▶ TO DO
**a.** In the passage on the Type 2 charging connector, condense the paragraph beginning "The connector is circular in shape" into a short bulleted list that keeps its main facts.
**b.** Write out word for word the part of the passage on the Type 2 charging connector starting with "As modified by" and going on through "Model 3 and Y.".

:: DOCUMENT PASSAGE

The IEC 62196 Type 2 connector (often referred to as Mennekes for the company that designed it) is used for charging electric vehicles, mainly within Europe, as it was declared standard by the EU. Based on widespread red IEC 60309 three phase plugs with five pins, which come in different diameters according to maximum current (most common are 16 A and 32 A), a single size was selected, as maximum possible power will be communicated to the car via two additional communication pins and by a simple resistor coding within the cable. The onboard charger inside the car has to limit the current accordingly. 

The connector is circular in shape, with a flattened top edge; the original design specification carried an output electric power of 3–50 kW for charging battery electric vehicles using single-phase (230V) or three-phase (400V) alternating current (AC), with a typical maximum of 32 A 7.2 kW using single-phase AC and 22 kW with three-phase AC in common practice. The plugs have openings on the sides that allow both the car and the charger to lock the plug automatically to prevent unwanted interruption of charging, or theft of the cable.

As modified by Tesla for its European Supercharger network (up to Version 2), it is capable of outputting 150 kW using direct current (DC) via two pins each, with a switch inside the Tesla Model S or X car selecting the required mode. Since 2019 and the V3 Superchargers, Tesla has adopted the standard CCS2 connector in Europe and the European Model 3 and Y.

History, overview, and peer connectors
The Type 2 connector system was originally proposed by Mennekes in 2009. The system was later tested and standardised by the German Association of the Automotive Industry (VDA) as VDE-AR-E 2623-2-2, and subsequently recommended by the European Automobile Manufacturers Association (ACEA) in 2011. In January 2013, the IEC 62196 Type 2 connector was selected by the European Commission as official AC charging plug within the European Union. It has since been adopted as the recommended connector in most countries worldwide, including New Zealand. When passing AC, the maximum power of the Mennekes connector is 43 kW. The IEC 62196 Type 1 connector (codified under SAE J1772) is the corresponding standard for single-phase AC charging in the United States, Canada, and South Korea. J1772 has a maximum output of 19.2 kW.

In North America, the same Type 2 physical connector is used for three-phase AC charging under the SAE J3068 standard, which uses Local Interconnect Network (LIN) for control signaling based on IEC 61851-1 Edition 3 Annex D. J3068 increases the maximum output to 166 kW using three-phase AC.

The same physical connector is also used in China under the Guobiao standard GB/T 20234.2-2015 for AC-charging, with gender differences for the vehicle and electric vehicle supply equipment. GB/T 20234-2 specifies cables with Type 2-style male connectors on both ends, and a female inlet on vehicles—the opposite gender to the rest of the world, and with different control signalling.

::::
:: ENTRIES PROVIDED

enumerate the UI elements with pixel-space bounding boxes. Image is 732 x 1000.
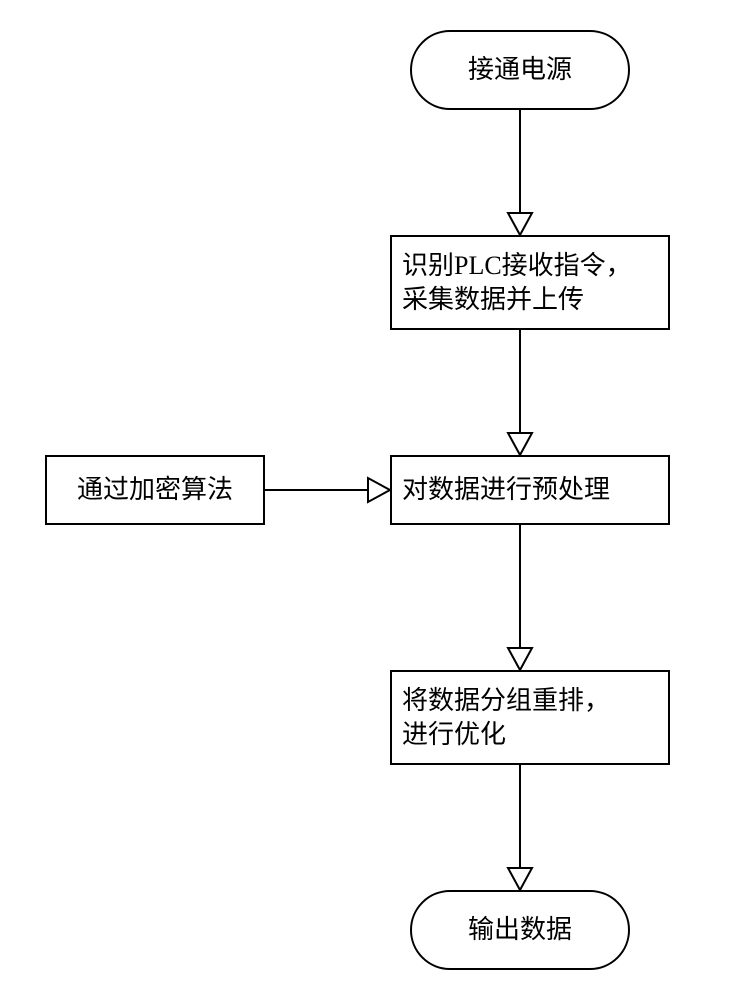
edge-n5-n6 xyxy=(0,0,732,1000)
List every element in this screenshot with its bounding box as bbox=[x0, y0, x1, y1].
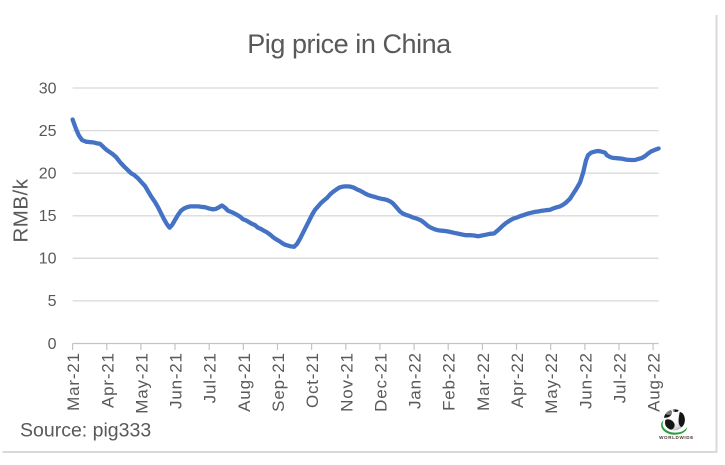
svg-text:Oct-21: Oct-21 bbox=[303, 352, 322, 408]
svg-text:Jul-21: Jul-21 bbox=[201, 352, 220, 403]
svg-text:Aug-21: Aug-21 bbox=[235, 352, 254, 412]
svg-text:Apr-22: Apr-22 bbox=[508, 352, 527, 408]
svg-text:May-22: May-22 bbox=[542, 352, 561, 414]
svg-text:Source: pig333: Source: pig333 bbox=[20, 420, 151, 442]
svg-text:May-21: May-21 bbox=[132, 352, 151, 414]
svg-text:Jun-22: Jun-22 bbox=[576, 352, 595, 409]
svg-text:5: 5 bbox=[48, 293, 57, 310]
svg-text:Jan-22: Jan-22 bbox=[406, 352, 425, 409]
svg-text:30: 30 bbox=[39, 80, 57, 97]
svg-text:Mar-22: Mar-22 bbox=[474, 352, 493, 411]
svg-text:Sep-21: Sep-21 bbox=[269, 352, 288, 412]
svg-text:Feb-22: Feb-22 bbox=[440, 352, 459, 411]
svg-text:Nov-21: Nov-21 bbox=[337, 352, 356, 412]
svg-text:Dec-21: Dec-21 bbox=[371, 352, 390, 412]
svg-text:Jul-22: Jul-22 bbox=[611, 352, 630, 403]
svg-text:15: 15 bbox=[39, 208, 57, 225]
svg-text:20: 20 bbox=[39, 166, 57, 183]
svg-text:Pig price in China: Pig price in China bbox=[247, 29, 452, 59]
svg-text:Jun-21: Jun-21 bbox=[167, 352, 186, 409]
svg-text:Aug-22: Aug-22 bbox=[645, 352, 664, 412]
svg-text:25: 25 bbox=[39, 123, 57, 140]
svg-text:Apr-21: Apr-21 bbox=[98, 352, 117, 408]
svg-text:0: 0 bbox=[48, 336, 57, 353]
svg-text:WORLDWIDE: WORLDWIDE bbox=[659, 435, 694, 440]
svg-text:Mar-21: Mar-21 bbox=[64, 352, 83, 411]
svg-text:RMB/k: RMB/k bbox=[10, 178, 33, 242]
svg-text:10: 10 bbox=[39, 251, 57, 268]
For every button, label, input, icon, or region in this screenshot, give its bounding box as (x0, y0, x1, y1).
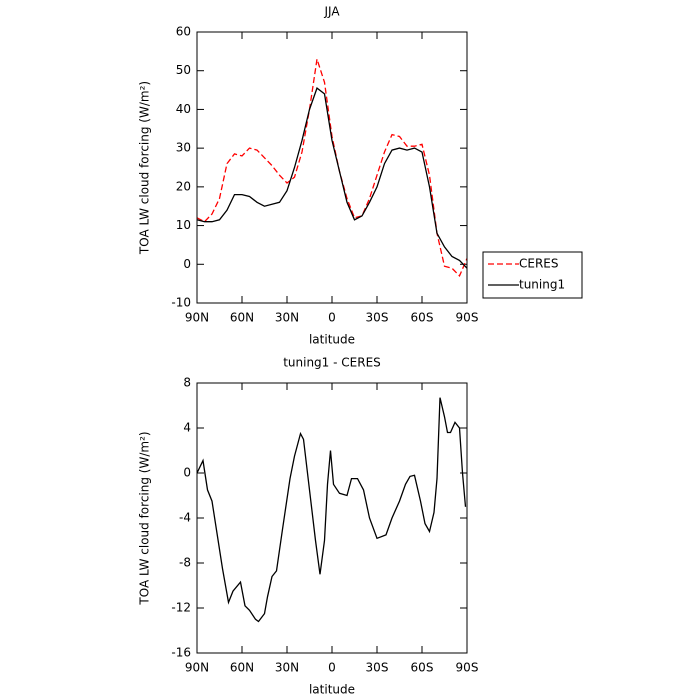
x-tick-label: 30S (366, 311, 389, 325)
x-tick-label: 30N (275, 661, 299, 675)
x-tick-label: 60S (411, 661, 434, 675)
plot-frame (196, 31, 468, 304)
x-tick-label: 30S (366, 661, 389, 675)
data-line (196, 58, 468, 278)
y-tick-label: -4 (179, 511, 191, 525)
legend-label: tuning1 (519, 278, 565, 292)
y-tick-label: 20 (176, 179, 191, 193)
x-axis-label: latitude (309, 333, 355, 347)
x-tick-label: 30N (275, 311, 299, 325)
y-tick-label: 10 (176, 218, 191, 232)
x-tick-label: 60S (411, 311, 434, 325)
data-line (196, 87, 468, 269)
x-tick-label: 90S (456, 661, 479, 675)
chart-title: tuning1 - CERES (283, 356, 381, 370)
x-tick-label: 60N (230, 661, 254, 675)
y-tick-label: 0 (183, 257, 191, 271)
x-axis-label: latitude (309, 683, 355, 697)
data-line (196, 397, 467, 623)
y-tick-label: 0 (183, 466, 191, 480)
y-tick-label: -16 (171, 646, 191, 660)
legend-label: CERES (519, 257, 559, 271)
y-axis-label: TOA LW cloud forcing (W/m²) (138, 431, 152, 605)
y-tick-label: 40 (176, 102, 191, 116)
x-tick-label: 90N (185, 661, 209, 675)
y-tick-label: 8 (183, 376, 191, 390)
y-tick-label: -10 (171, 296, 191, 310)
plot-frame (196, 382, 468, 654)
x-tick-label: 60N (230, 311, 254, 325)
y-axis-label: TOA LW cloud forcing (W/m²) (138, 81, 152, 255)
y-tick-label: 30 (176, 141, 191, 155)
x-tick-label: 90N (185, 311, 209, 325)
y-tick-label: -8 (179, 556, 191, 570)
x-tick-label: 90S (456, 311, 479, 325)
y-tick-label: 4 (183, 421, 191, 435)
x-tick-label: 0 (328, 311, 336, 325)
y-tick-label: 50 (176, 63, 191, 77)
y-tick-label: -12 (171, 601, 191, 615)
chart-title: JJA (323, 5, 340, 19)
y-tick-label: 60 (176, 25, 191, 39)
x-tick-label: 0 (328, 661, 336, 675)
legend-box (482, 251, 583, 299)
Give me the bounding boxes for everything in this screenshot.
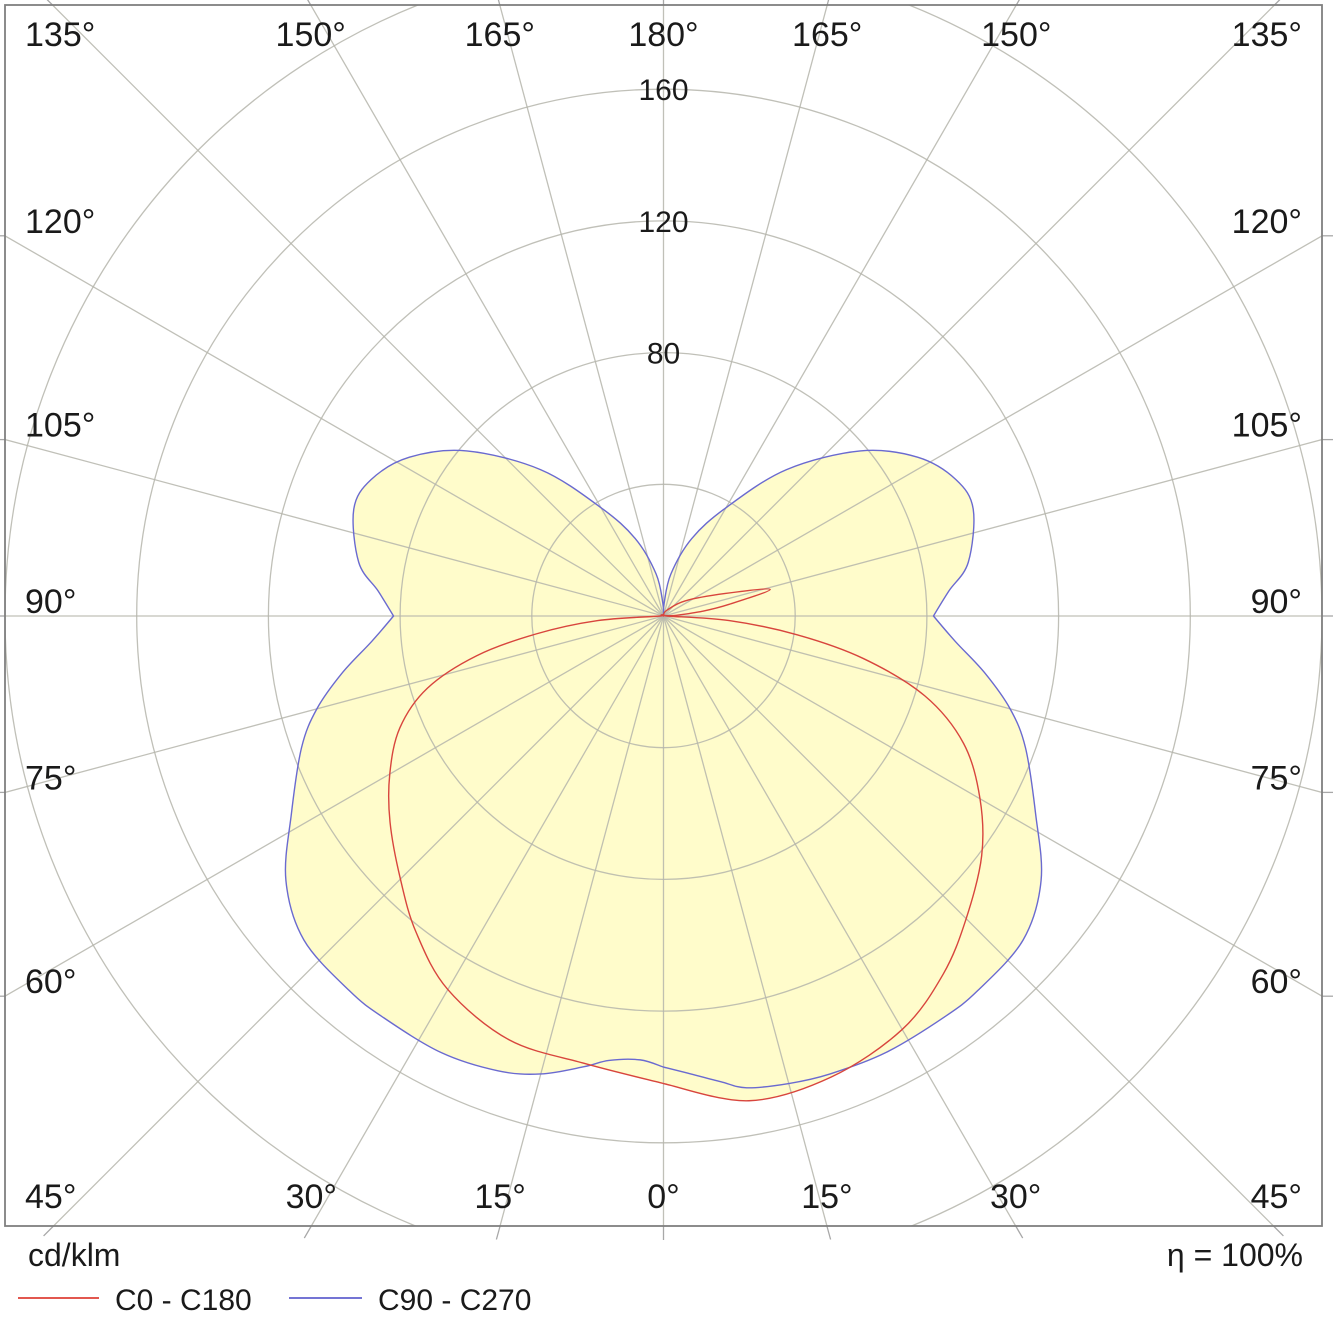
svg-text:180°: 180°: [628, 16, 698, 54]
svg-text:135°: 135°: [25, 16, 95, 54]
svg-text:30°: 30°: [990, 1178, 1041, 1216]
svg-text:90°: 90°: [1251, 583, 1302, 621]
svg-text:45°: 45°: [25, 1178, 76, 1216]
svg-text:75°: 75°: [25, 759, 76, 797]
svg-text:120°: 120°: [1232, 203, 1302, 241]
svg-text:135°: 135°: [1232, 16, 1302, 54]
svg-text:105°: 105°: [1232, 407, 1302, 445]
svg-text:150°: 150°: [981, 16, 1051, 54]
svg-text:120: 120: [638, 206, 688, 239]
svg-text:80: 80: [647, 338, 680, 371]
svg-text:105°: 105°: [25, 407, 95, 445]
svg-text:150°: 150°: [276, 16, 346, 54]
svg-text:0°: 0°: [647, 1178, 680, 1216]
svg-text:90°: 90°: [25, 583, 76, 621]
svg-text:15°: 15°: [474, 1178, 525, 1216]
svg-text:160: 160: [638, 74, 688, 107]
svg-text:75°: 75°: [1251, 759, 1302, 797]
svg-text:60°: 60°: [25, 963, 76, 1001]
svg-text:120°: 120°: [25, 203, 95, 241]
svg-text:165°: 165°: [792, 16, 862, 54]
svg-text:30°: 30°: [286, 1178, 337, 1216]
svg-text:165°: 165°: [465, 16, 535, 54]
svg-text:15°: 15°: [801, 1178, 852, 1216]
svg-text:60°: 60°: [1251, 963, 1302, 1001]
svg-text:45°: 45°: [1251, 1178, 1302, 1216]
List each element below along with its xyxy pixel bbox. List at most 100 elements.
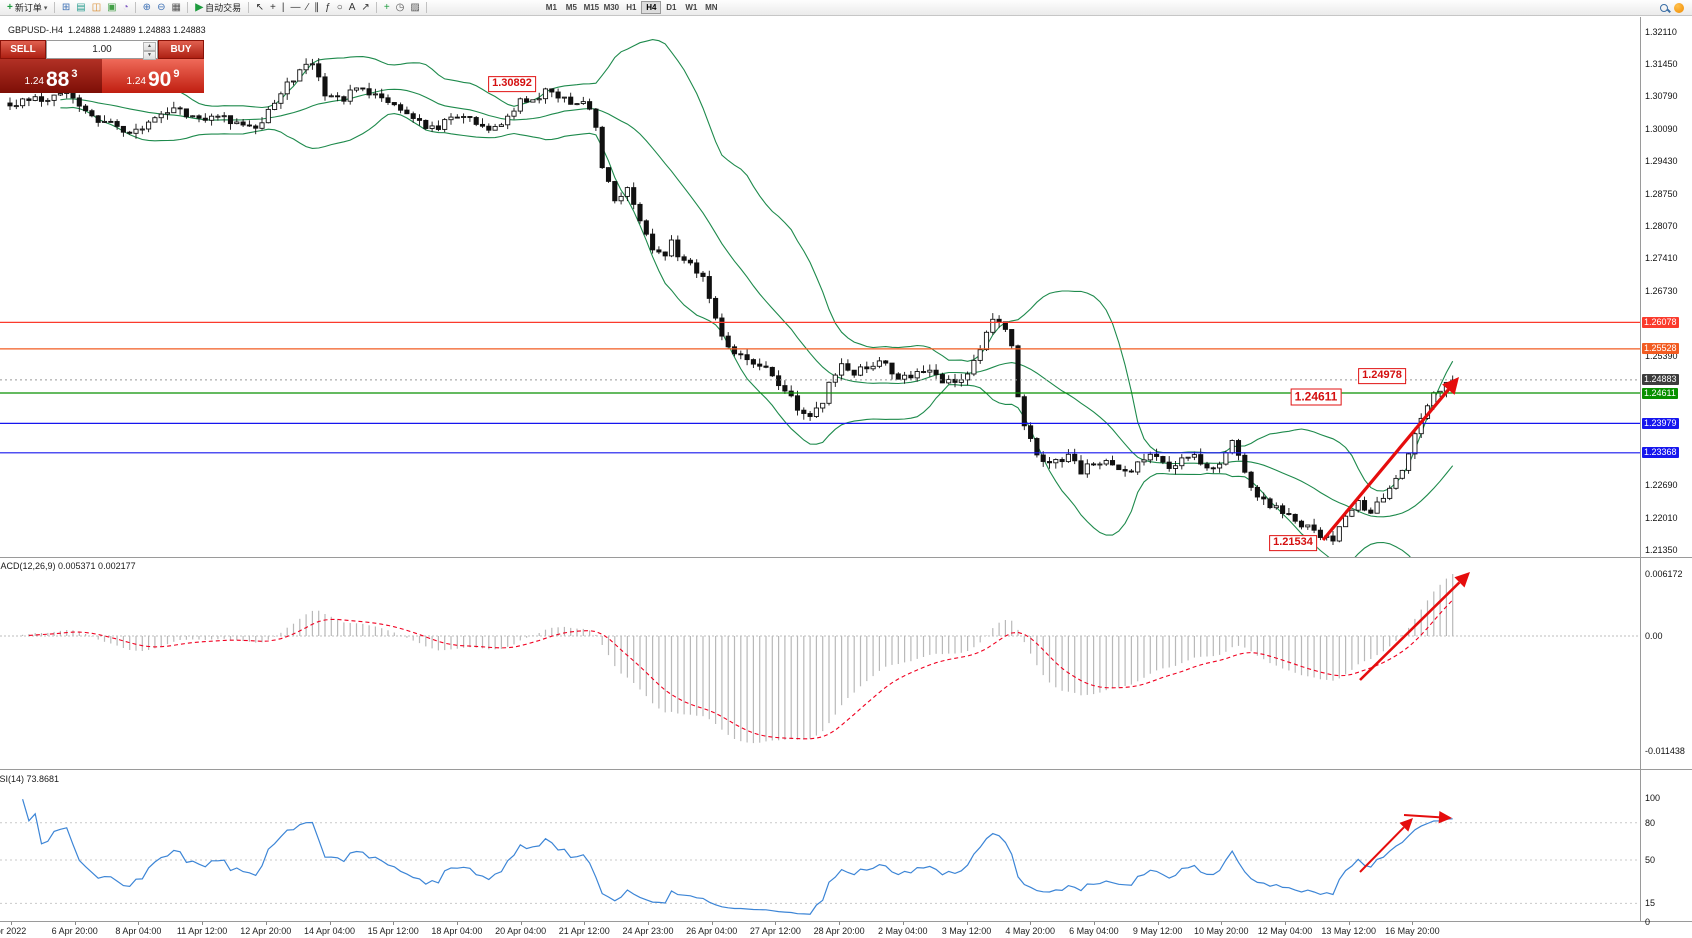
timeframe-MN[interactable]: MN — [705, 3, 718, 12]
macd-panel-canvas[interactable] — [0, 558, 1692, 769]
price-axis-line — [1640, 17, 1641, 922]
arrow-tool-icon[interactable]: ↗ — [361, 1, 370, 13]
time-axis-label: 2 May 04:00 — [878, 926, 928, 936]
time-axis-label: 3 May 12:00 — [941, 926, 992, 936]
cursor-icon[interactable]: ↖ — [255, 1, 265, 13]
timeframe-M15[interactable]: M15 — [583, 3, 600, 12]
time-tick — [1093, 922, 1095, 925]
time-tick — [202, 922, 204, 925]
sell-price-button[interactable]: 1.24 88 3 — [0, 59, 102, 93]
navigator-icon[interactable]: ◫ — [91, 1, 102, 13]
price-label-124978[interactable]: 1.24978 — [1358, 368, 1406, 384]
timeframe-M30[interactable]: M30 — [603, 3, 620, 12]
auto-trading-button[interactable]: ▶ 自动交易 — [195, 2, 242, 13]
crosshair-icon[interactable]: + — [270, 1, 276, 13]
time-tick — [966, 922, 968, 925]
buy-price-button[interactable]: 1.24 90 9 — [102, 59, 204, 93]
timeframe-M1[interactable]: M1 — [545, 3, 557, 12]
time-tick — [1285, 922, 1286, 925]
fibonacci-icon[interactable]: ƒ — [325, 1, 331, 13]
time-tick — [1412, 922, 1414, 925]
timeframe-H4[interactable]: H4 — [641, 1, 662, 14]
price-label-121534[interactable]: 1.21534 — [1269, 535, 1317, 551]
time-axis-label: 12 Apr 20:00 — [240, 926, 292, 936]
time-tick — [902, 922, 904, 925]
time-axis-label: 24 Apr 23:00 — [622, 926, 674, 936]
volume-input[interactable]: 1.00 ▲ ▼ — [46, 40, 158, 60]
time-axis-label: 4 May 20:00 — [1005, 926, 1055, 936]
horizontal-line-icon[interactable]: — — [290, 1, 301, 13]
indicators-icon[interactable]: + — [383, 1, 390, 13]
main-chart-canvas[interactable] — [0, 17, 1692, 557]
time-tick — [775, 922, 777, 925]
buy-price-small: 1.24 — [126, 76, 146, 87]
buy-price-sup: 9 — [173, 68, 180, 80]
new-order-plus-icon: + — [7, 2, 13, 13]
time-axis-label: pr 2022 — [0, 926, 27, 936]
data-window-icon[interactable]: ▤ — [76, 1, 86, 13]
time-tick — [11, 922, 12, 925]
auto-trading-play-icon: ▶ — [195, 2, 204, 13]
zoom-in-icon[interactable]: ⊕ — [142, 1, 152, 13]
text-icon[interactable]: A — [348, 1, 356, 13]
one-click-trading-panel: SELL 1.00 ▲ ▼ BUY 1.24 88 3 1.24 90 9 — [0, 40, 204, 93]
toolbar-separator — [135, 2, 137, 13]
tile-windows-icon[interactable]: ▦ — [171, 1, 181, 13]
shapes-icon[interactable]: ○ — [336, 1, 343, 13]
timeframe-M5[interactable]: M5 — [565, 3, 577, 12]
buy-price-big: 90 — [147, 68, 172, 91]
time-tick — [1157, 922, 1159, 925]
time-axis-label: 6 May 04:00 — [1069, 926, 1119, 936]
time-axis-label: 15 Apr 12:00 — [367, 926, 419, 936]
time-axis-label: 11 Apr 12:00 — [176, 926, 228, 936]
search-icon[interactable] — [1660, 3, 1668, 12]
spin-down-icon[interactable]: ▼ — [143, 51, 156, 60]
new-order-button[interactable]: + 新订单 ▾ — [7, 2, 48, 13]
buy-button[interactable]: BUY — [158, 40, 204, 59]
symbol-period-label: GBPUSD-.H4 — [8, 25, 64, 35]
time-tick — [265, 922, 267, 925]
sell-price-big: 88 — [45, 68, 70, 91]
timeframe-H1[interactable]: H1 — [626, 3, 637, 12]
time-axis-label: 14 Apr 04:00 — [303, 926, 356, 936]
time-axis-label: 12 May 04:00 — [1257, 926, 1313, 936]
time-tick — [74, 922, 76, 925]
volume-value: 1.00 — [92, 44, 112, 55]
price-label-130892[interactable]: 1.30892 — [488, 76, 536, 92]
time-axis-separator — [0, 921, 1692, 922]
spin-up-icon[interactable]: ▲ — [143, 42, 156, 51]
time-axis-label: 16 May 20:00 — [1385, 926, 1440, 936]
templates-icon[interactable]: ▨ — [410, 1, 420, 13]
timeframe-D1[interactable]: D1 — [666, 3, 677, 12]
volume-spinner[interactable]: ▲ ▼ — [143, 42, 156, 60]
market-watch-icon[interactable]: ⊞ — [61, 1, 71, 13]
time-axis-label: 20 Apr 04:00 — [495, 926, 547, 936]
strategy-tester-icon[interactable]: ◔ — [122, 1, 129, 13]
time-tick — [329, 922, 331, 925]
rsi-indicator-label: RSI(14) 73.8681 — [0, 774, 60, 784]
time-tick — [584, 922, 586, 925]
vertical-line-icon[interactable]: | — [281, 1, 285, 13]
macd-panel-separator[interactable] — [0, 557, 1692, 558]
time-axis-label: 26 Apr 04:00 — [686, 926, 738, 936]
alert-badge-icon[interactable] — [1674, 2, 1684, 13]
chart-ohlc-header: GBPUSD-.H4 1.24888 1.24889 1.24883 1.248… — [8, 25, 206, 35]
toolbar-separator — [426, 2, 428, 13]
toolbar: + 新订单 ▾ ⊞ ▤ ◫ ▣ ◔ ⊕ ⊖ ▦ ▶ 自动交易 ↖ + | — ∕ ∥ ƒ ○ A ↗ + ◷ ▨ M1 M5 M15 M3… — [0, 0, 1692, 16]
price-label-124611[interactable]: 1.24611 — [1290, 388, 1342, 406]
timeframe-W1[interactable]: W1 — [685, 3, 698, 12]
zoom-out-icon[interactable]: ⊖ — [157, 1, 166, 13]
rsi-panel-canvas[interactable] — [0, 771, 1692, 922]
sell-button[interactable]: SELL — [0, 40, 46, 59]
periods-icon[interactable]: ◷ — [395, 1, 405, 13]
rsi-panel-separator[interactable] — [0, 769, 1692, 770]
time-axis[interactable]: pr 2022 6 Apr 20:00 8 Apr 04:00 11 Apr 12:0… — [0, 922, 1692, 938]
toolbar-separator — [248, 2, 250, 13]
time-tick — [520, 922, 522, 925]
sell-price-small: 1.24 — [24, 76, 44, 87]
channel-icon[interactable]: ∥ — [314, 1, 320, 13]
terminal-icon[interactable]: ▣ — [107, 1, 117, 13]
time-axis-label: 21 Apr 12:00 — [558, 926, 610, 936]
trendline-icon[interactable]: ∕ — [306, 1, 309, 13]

::::

▶ OUTPUTS FOR THE TASKS
**a.**
- Circular shape with a flattened top edge.
- The original design specification covered 3–50 kW of output for charging battery electric vehicles, using single-phase (230V) or three-phase (400V) AC.
- In common practice it typically reaches a maximum of 32 A: 7.2 kW on single-phase AC and 22 kW on three-phase AC.
- Openings on the sides let both the car and the charger lock the plug automatically. This prevents unwanted interruption of charging and theft of the cable.

**b.**
As modified by Tesla for its European Supercharger network (up to Version 2), it is capable of outputting 150 kW using direct current (DC) via two pins each, with a switch inside the Tesla Model S or X car selecting the required mode. Since 2019 and the V3 Superchargers, Tesla has adopted the standard CCS2 connector in Europe and the European Model 3 and Y.